-- What the task requires --
Rewrite the lines of the records starting at the one containing "Identify all the" and ending at the one containing "italic-term: daśanāmīsampradāya xyxy=(35,2280,409,2319)", replacing "dictionary-entry" with "lexicon-entry" and changing nothing else. Give only those lines, leaving out the pictures.

-- Material provided --

------------------------------------------------

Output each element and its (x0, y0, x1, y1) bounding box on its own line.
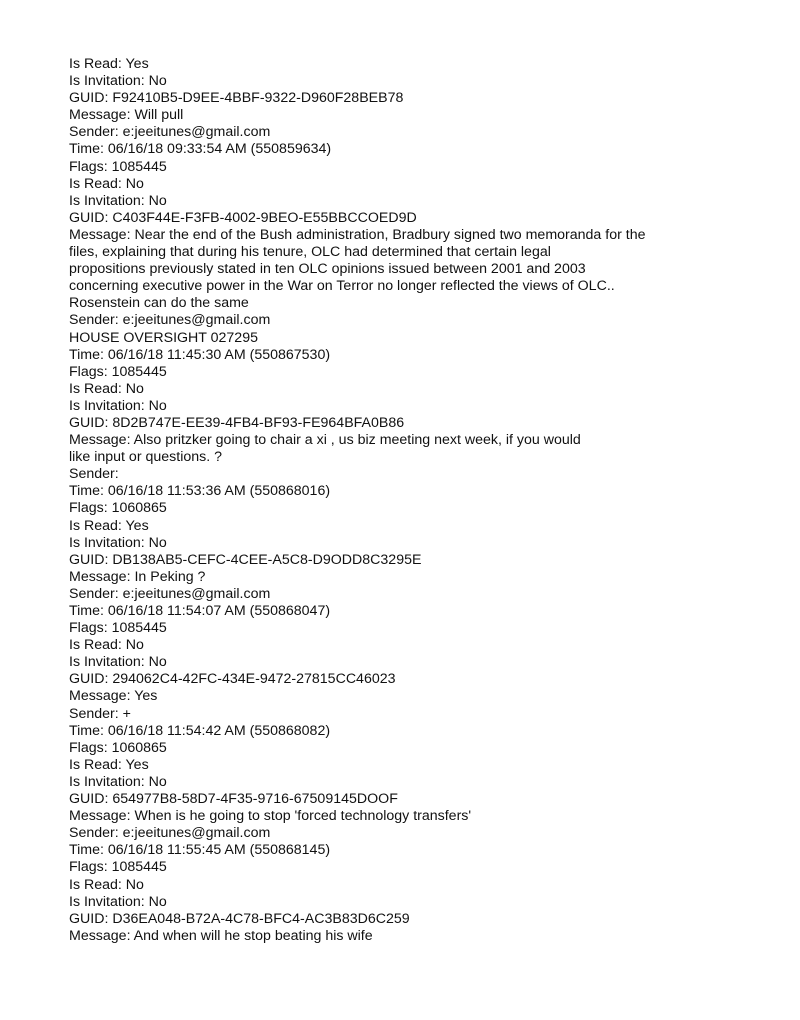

------------------------------------------------

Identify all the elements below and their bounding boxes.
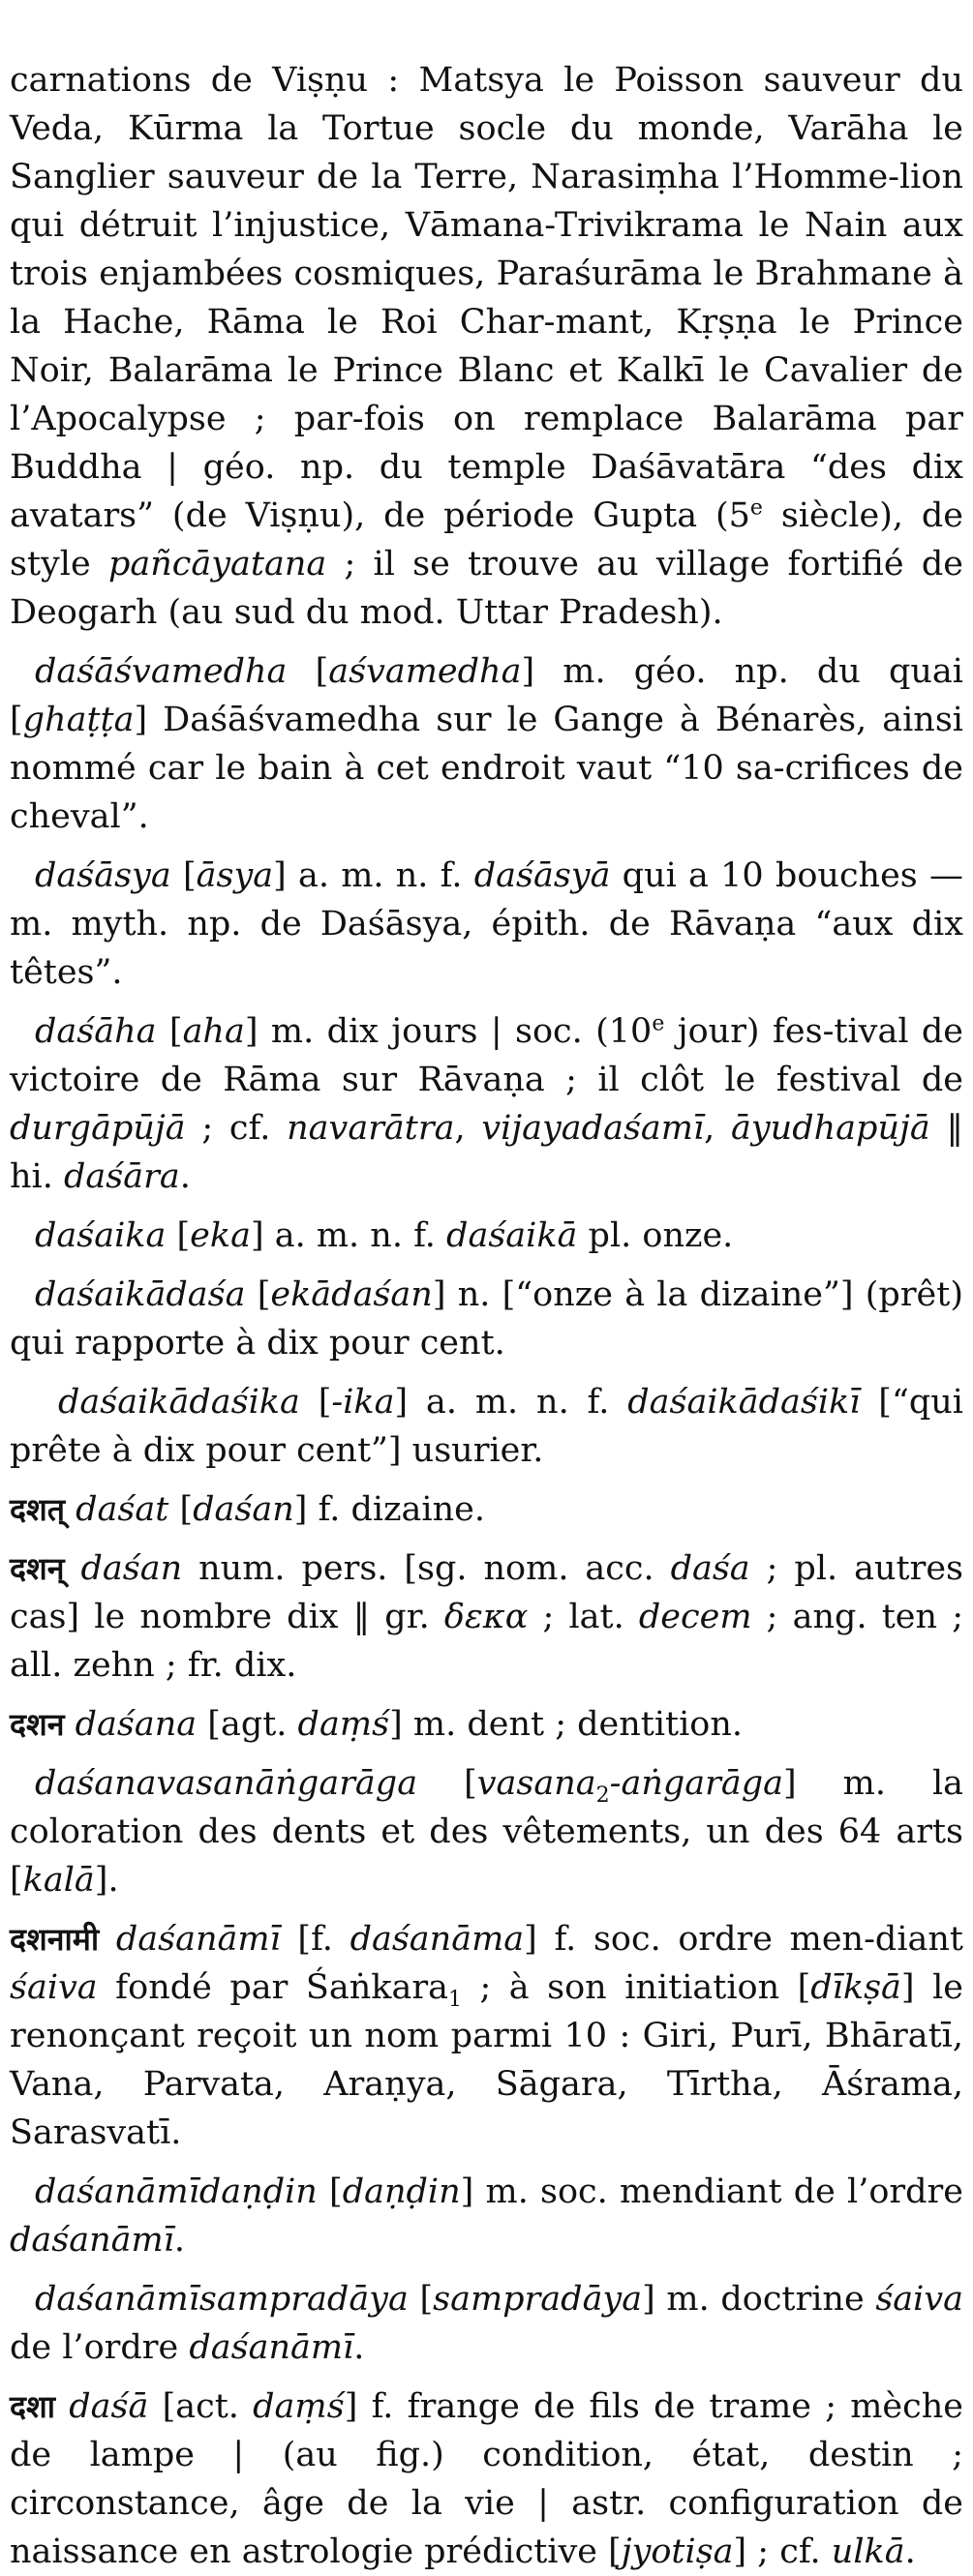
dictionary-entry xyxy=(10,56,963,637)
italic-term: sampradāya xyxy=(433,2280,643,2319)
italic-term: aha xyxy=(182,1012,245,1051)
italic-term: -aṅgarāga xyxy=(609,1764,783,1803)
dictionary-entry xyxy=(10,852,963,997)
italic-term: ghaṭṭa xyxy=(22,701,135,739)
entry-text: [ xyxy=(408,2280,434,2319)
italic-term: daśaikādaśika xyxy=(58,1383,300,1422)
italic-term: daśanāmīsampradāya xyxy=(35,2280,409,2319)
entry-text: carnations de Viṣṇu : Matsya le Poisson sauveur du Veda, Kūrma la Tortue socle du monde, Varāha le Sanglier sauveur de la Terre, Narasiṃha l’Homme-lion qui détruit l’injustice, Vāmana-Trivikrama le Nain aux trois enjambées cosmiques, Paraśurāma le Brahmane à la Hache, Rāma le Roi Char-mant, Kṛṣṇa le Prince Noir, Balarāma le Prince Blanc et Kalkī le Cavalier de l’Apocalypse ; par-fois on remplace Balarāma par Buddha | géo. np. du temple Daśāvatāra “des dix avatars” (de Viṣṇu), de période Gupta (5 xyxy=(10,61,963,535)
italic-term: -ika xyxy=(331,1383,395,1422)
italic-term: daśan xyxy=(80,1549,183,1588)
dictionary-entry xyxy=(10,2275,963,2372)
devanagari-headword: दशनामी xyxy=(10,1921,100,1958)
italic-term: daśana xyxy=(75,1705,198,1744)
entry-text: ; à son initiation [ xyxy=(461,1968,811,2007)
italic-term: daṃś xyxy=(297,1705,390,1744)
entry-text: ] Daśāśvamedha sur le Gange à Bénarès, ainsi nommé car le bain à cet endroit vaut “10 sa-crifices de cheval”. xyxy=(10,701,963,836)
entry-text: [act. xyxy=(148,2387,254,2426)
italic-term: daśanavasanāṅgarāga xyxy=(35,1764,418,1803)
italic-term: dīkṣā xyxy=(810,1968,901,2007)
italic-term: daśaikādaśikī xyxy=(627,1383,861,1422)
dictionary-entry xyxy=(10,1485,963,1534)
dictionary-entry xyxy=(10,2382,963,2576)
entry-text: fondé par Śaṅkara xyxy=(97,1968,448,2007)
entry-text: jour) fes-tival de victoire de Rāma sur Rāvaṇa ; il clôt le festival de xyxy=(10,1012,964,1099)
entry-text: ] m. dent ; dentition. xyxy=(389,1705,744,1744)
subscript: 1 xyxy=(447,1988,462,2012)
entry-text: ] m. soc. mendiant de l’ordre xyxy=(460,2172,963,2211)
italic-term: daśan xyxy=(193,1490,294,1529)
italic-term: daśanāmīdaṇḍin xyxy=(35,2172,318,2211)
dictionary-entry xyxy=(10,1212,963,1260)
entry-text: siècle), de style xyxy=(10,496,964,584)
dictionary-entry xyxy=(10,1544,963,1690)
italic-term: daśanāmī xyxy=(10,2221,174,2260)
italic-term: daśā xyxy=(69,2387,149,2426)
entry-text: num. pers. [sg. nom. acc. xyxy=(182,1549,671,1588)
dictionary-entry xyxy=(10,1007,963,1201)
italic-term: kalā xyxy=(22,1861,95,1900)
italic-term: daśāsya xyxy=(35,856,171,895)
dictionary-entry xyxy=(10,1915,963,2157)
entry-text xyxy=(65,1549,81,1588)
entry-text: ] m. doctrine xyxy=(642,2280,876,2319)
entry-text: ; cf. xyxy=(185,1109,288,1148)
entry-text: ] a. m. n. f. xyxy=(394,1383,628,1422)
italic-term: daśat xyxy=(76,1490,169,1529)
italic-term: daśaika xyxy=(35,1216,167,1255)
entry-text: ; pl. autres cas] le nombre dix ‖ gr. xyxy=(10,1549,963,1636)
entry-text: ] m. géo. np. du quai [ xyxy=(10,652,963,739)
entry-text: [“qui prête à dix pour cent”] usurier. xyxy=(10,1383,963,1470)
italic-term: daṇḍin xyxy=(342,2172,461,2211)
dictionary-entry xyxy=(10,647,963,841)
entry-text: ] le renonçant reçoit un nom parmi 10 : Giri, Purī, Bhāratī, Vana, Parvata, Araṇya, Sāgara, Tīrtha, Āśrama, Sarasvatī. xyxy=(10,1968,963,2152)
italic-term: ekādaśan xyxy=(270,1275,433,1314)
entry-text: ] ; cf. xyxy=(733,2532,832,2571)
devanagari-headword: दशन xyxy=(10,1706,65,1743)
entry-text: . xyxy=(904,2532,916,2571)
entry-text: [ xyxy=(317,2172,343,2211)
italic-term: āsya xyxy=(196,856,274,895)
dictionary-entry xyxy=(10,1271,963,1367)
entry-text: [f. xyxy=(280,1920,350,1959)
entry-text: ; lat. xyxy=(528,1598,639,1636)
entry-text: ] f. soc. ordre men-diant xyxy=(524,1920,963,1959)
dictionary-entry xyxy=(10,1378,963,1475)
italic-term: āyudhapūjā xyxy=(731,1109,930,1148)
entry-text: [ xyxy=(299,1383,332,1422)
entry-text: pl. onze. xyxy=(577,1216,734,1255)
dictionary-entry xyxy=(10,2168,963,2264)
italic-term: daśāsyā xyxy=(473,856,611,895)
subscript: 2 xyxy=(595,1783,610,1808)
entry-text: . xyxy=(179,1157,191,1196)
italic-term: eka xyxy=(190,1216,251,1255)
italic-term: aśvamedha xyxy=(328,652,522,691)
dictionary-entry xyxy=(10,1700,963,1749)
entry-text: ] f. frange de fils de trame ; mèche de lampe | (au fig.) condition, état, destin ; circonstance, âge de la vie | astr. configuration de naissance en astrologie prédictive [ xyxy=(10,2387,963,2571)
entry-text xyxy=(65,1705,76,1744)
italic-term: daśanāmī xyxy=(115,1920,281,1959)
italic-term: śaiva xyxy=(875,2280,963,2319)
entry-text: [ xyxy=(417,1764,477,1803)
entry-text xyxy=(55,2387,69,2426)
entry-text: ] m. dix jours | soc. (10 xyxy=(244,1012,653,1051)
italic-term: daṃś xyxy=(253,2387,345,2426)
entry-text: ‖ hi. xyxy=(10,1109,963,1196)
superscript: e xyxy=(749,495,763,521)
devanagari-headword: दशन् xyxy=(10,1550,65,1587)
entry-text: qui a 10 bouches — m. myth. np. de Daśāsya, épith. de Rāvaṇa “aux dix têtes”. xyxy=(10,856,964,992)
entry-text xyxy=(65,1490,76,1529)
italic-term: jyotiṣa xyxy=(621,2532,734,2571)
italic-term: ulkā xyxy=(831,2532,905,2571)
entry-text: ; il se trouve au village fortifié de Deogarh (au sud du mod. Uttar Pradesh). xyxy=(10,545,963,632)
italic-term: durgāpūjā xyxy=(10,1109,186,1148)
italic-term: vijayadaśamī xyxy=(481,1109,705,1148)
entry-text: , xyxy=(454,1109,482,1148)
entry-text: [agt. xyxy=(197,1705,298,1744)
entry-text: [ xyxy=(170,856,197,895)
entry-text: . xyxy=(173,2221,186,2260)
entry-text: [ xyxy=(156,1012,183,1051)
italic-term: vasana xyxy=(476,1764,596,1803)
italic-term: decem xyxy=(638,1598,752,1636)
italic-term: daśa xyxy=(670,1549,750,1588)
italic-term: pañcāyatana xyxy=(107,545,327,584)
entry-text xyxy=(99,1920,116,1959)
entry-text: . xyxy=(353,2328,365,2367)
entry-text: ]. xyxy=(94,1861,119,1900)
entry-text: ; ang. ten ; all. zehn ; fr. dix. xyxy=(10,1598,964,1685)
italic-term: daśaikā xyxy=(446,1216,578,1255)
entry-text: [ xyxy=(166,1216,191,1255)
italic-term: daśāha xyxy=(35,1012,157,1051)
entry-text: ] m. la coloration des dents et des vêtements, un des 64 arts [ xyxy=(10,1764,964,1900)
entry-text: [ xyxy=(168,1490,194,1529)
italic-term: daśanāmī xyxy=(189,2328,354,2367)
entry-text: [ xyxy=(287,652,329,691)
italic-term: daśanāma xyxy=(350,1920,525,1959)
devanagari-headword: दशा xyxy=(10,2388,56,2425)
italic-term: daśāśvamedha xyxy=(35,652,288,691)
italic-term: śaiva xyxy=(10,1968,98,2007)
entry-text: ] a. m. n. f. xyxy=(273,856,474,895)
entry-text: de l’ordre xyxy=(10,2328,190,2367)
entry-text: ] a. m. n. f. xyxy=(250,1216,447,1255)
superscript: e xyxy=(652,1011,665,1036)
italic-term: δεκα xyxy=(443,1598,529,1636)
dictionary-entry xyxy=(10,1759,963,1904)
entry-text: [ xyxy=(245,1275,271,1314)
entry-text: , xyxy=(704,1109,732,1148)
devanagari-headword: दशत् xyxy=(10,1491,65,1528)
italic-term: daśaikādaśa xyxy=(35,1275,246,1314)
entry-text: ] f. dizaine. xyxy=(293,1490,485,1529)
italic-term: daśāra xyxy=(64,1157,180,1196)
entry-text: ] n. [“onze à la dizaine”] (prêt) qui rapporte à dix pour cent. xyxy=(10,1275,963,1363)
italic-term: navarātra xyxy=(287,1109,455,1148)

------------------------------------------------

-- Output below --
Identify all the elements below and their bounding boxes.
lexicon-entry xyxy=(10,56,963,637)
italic-term: sampradāya xyxy=(433,2280,643,2319)
italic-term: aha xyxy=(182,1012,245,1051)
italic-term: -aṅgarāga xyxy=(609,1764,783,1803)
lexicon-entry xyxy=(10,852,963,997)
italic-term: ghaṭṭa xyxy=(22,701,135,739)
entry-text: [ xyxy=(408,2280,434,2319)
italic-term: daśaikādaśika xyxy=(58,1383,300,1422)
italic-term: daśanāmīsampradāya xyxy=(35,2280,409,2319)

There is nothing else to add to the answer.